▸ **Dataset entries**:
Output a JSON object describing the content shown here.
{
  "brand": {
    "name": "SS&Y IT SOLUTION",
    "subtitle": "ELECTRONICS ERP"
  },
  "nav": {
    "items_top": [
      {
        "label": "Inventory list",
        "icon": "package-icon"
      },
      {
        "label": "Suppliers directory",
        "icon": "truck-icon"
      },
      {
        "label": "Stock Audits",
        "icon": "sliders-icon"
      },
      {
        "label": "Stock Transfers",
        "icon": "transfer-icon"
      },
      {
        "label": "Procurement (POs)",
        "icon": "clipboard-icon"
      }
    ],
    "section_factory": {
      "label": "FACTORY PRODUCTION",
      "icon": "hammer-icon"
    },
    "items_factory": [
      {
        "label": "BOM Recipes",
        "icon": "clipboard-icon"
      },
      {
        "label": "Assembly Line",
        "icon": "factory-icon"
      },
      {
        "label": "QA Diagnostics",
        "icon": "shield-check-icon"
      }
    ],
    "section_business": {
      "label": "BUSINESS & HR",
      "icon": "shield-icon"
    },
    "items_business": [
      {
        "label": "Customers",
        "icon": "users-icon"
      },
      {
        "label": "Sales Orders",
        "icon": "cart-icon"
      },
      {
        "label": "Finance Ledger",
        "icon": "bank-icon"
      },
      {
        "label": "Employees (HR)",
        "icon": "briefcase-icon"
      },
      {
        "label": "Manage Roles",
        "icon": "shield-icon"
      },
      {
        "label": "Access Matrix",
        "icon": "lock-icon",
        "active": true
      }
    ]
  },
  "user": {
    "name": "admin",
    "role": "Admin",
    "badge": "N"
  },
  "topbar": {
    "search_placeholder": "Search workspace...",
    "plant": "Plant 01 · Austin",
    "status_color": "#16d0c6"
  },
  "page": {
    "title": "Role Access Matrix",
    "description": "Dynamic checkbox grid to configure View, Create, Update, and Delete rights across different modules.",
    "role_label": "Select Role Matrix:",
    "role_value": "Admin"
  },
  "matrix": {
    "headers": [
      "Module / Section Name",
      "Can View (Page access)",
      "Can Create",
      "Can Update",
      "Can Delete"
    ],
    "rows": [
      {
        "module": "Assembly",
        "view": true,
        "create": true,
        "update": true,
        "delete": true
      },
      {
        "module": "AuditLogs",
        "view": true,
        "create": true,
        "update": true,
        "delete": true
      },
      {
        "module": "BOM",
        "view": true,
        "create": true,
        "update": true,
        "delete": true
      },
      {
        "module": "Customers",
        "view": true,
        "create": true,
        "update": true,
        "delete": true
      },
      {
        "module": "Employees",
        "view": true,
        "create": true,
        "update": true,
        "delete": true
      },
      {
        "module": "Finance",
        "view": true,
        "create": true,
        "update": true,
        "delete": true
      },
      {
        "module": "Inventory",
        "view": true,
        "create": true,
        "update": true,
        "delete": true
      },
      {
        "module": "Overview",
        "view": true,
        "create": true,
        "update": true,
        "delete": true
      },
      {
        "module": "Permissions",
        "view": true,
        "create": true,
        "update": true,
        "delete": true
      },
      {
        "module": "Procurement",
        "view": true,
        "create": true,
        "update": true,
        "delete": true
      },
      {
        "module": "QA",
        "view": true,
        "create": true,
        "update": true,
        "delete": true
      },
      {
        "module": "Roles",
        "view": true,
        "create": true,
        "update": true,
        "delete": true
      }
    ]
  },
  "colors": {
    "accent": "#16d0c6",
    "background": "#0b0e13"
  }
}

▸ **Task prompt**:
Your task is to retype all of the records exactly.

▸ **The result**:
Output a JSON object describing the content shown here.
{
  "brand": {
    "name": "SS&Y IT SOLUTION",
    "subtitle": "ELECTRONICS ERP"
  },
  "nav": {
    "items_top": [
      {
        "label": "Inventory list",
        "icon": "package-icon"
      },
      {
        "label": "Suppliers directory",
        "icon": "truck-icon"
      },
      {
        "label": "Stock Audits",
        "icon": "sliders-icon"
      },
      {
        "label": "Stock Transfers",
        "icon": "transfer-icon"
      },
      {
        "label": "Procurement (POs)",
        "icon": "clipboard-icon"
      }
    ],
    "section_factory": {
      "label": "FACTORY PRODUCTION",
      "icon": "hammer-icon"
    },
    "items_factory": [
      {
        "label": "BOM Recipes",
        "icon": "clipboard-icon"
      },
      {
        "label": "Assembly Line",
        "icon": "factory-icon"
      },
      {
        "label": "QA Diagnostics",
        "icon": "shield-check-icon"
      }
    ],
    "section_business": {
      "label": "BUSINESS & HR",
      "icon": "shield-icon"
    },
    "items_business": [
      {
        "label": "Customers",
        "icon": "users-icon"
      },
      {
        "label": "Sales Orders",
        "icon": "cart-icon"
      },
      {
        "label": "Finance Ledger",
        "icon": "bank-icon"
      },
      {
        "label": "Employees (HR)",
        "icon": "briefcase-icon"
      },
      {
        "label": "Manage Roles",
        "icon": "shield-icon"
      },
      {
        "label": "Access Matrix",
        "icon": "lock-icon",
        "active": true
      }
    ]
  },
  "user": {
    "name": "admin",
    "role": "Admin",
    "badge": "N"
  },
  "topbar": {
    "search_placeholder": "Search workspace...",
    "plant": "Plant 01 · Austin",
    "status_color": "#16d0c6"
  },
  "page": {
    "title": "Role Access Matrix",
    "description": "Dynamic checkbox grid to configure View, Create, Update, and Delete rights across different modules.",
    "role_label": "Select Role Matrix:",
    "role_value": "Admin"
  },
  "matrix": {
    "headers": [
      "Module / Section Name",
      "Can View (Page access)",
      "Can Create",
      "Can Update",
      "Can Delete"
    ],
    "rows": [
      {
        "module": "Assembly",
        "view": true,
        "create": true,
        "update": true,
        "delete": true
      },
      {
        "module": "AuditLogs",
        "view": true,
        "create": true,
        "update": true,
        "delete": true
      },
      {
        "module": "BOM",
        "view": true,
        "create": true,
        "update": true,
        "delete": true
      },
      {
        "module": "Customers",
        "view": true,
        "create": true,
        "update": true,
        "delete": true
      },
      {
        "module": "Employees",
        "view": true,
        "create": true,
        "update": true,
        "delete": true
      },
      {
        "module": "Finance",
        "view": true,
        "create": true,
        "update": true,
        "delete": true
      },
      {
        "module": "Inventory",
        "view": true,
        "create": true,
        "update": true,
        "delete": true
      },
      {
        "module": "Overview",
        "view": true,
        "create": true,
        "update": true,
        "delete": true
      },
      {
        "module": "Permissions",
        "view": true,
        "create": true,
        "update": true,
        "delete": true
      },
      {
        "module": "Procurement",
        "view": true,
        "create": true,
        "update": true,
        "delete": true
      },
      {
        "module": "QA",
        "view": true,
        "create": true,
        "update": true,
        "delete": true
      },
      {
        "module": "Roles",
        "view": true,
        "create": true,
        "update": true,
        "delete": true
      }
    ]
  },
  "colors": {
    "accent": "#16d0c6",
    "background": "#0b0e13"
  }
}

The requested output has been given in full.